WORK INSTRUCTIONS:
Look for "Functional" in the listing below. Gather each line that contains it.

** START OF GIVEN RECORDS **

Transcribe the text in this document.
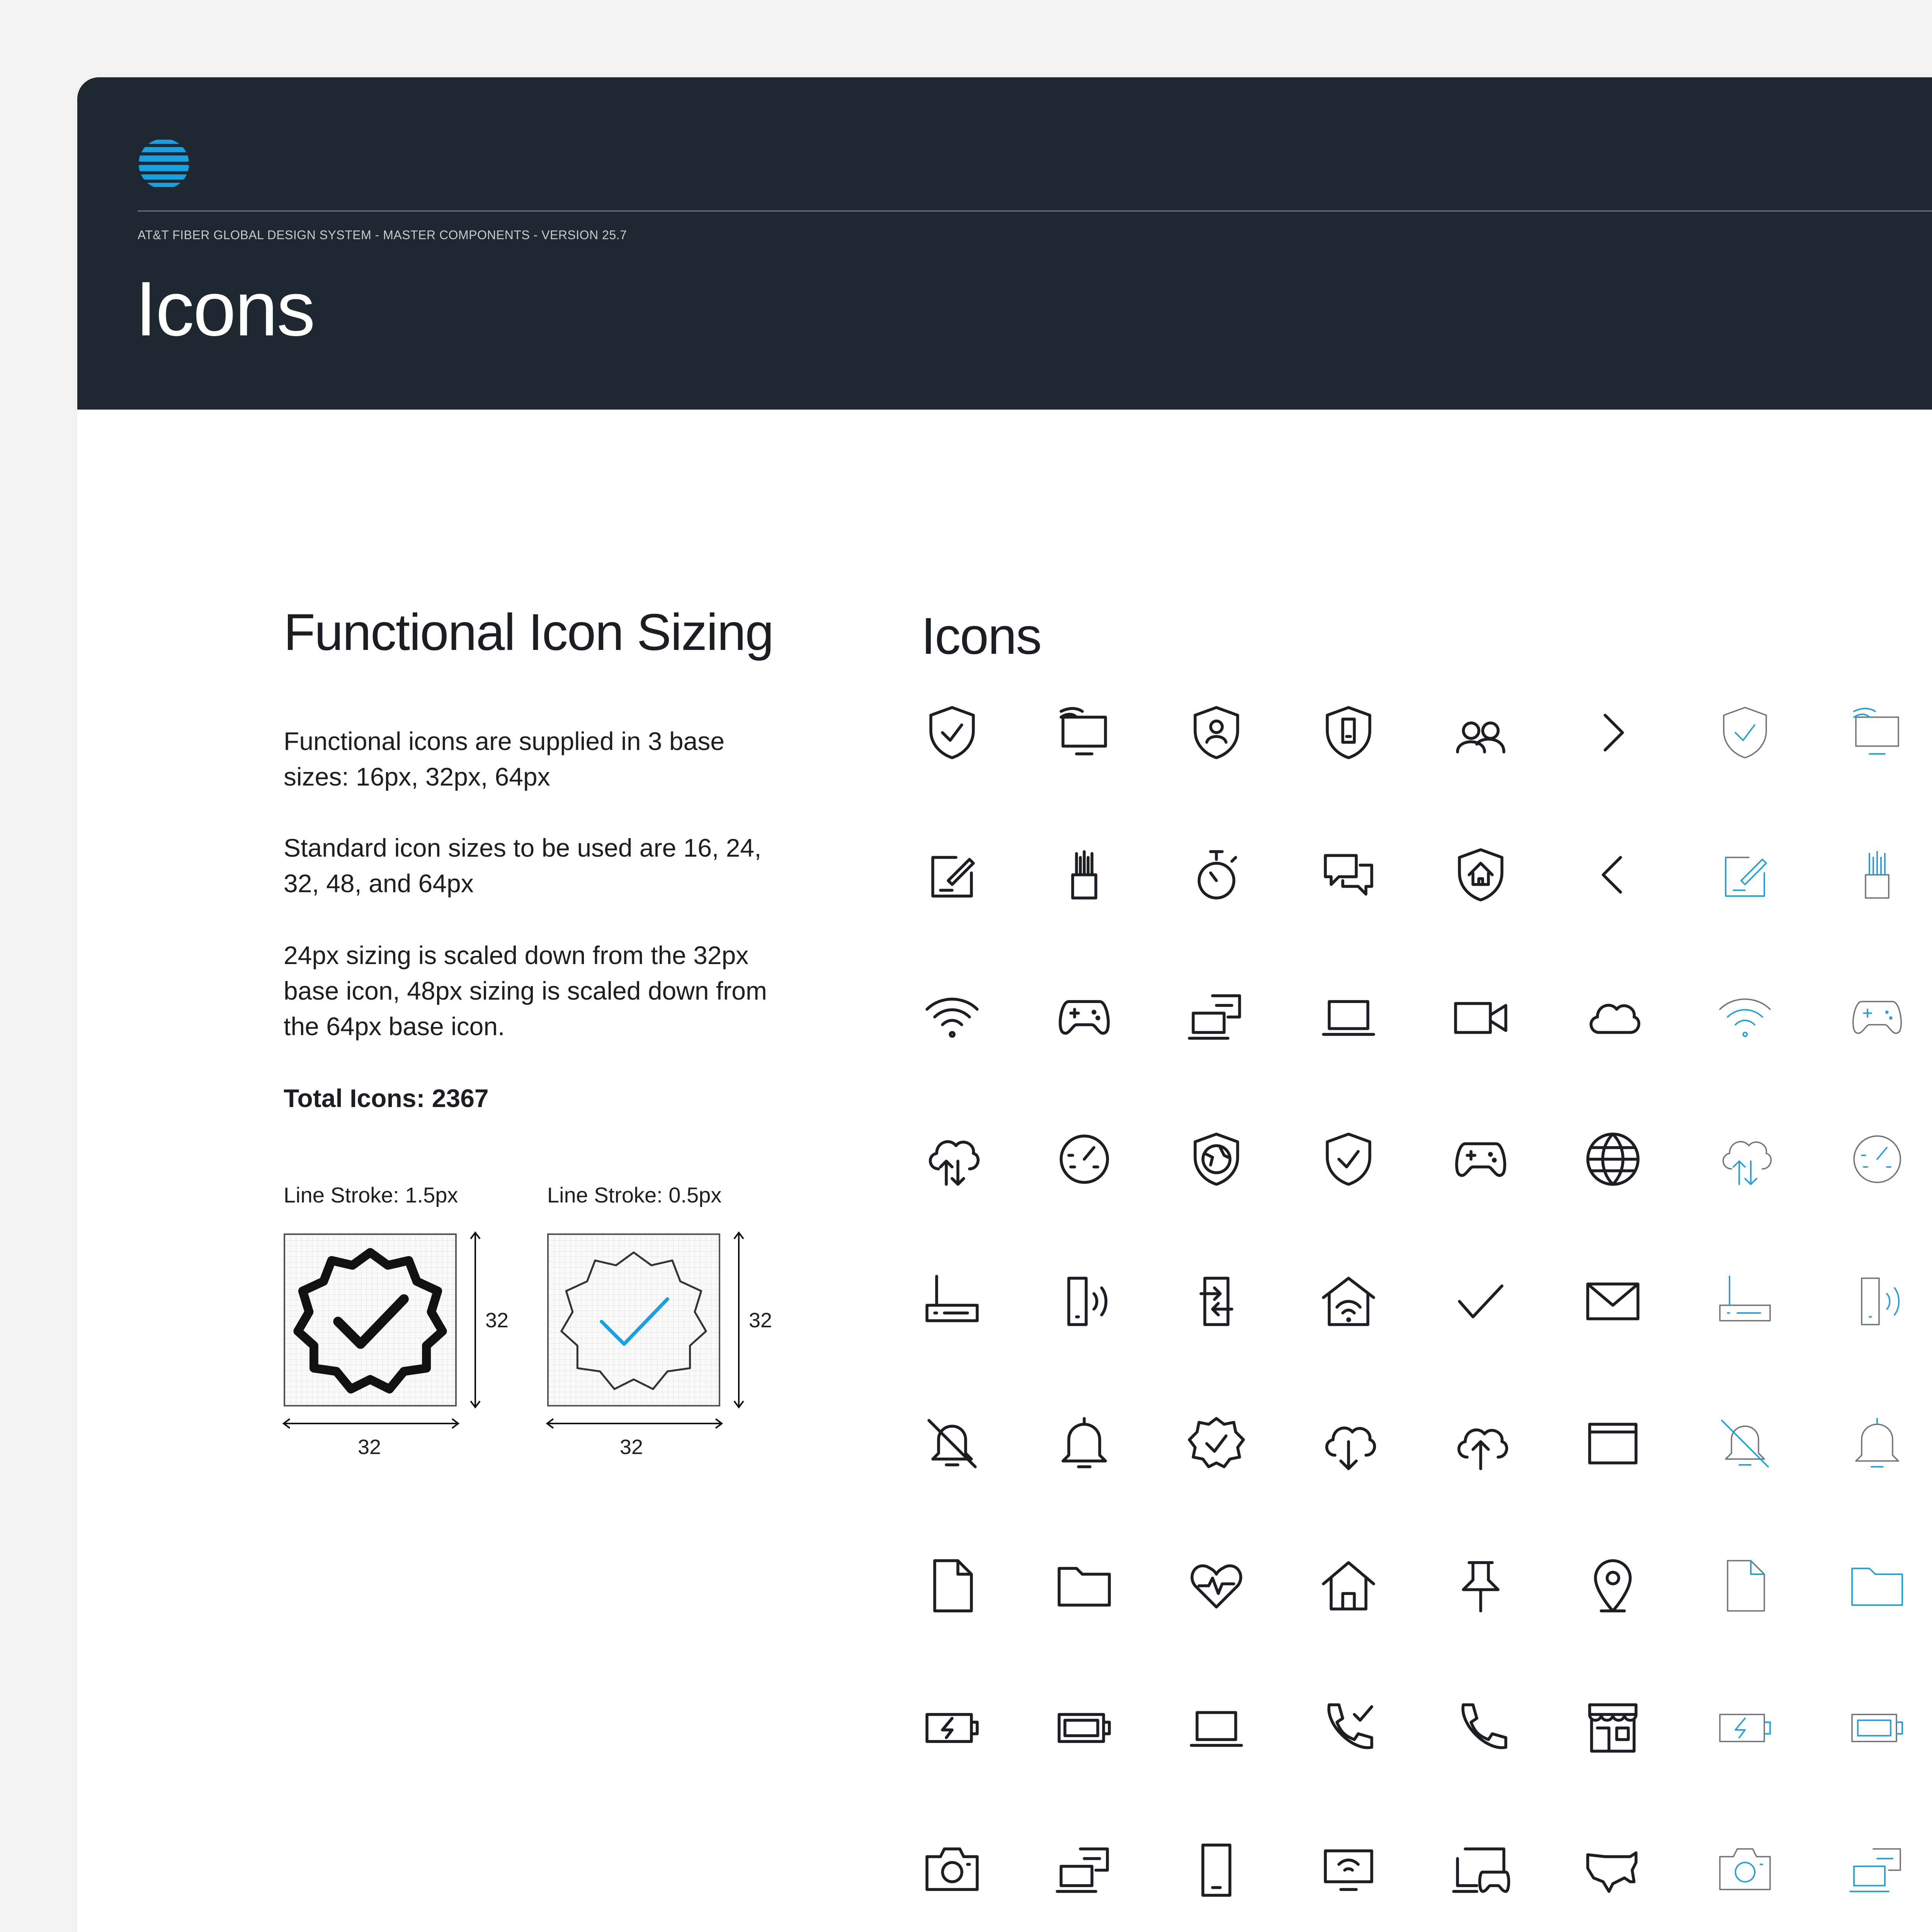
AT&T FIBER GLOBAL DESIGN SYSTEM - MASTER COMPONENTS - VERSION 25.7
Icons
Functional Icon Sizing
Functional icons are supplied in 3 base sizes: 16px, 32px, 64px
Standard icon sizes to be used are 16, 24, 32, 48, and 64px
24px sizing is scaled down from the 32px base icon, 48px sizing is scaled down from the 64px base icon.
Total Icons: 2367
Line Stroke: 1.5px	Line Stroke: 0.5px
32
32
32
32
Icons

** END OF GIVEN RECORDS **
** START OF GIVEN RECORDS **

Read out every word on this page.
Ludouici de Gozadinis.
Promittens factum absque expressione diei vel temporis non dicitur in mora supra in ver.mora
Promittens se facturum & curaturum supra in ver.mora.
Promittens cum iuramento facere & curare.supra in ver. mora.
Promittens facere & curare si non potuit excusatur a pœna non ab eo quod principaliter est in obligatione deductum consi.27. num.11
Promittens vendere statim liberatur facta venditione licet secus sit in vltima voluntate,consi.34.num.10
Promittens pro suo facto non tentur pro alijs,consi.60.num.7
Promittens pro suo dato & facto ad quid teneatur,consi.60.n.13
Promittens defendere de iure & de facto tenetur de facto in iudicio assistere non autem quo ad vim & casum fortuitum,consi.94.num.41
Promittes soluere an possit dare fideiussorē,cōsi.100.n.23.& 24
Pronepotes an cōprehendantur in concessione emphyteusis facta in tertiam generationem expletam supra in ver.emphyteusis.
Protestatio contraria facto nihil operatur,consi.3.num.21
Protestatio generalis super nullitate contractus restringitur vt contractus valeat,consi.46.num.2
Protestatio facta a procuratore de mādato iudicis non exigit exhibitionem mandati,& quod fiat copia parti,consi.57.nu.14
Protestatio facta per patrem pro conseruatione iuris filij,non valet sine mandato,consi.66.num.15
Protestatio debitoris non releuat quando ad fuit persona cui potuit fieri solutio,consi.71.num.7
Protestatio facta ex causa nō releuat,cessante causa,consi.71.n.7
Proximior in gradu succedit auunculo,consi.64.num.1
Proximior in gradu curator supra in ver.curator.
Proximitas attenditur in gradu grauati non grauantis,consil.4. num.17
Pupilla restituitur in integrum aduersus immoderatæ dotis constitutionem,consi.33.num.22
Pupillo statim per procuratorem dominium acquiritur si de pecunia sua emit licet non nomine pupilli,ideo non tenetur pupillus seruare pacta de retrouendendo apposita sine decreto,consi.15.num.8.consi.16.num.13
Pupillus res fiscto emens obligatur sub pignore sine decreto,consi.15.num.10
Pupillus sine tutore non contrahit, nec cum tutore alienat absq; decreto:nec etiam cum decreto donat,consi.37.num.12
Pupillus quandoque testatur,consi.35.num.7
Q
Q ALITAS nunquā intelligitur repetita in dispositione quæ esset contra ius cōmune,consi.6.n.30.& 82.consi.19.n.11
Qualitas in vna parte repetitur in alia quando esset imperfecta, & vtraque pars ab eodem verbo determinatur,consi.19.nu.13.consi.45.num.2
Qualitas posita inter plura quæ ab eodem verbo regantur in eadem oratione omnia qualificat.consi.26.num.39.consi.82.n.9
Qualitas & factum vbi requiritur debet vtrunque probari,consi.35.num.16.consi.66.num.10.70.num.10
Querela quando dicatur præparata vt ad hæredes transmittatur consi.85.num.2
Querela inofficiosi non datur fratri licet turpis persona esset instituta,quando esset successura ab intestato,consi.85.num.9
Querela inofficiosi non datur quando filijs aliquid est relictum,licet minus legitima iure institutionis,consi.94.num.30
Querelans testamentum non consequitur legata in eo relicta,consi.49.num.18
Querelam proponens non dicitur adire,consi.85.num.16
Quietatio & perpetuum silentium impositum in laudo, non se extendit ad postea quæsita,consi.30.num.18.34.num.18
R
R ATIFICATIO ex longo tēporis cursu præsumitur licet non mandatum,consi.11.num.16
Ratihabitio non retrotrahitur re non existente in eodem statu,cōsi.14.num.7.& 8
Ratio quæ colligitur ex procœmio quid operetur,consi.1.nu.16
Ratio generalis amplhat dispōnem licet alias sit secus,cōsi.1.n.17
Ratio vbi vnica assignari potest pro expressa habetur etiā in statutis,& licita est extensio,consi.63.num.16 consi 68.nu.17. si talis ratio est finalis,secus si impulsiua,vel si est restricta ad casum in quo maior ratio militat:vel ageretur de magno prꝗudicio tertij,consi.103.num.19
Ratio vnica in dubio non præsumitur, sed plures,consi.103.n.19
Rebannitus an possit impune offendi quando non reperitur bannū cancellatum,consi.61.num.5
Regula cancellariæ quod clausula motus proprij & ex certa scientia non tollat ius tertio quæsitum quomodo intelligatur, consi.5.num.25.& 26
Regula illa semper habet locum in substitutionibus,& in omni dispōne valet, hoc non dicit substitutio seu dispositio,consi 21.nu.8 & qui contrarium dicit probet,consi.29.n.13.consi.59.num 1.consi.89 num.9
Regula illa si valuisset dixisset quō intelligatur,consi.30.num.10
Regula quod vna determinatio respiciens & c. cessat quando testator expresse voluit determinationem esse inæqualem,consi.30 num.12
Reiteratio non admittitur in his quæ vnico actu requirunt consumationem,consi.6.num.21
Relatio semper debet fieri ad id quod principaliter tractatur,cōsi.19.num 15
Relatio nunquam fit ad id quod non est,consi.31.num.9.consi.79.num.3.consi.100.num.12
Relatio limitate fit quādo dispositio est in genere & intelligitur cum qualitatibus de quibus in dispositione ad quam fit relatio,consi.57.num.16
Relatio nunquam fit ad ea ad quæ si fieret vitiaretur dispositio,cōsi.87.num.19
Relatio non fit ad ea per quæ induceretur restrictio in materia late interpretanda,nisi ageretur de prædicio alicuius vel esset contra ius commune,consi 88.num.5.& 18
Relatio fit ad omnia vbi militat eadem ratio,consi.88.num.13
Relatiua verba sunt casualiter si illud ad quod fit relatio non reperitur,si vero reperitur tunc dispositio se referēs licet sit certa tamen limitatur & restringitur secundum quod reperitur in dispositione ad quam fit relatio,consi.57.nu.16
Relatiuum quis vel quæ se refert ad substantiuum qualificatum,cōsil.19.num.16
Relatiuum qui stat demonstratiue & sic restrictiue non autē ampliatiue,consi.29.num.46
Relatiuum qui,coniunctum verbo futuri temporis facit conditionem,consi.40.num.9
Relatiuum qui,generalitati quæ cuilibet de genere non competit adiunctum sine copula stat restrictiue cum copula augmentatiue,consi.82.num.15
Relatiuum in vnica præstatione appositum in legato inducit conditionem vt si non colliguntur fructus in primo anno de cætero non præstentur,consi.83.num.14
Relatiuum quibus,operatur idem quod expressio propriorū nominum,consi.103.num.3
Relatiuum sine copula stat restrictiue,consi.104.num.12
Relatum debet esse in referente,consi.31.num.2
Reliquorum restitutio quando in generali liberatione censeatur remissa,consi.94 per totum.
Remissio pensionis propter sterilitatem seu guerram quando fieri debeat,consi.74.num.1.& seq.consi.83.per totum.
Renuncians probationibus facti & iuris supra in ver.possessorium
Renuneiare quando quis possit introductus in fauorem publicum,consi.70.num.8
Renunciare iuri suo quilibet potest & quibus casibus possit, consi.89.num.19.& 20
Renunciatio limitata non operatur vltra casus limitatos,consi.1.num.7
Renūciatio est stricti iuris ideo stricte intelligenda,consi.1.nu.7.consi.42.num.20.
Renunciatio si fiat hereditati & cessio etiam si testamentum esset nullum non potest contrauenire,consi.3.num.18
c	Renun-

** END OF GIVEN RECORDS **

EXERCISE RESULT:
Functional Icon Sizing
Functional icons are supplied in 3 base sizes: 16px, 32px, 64px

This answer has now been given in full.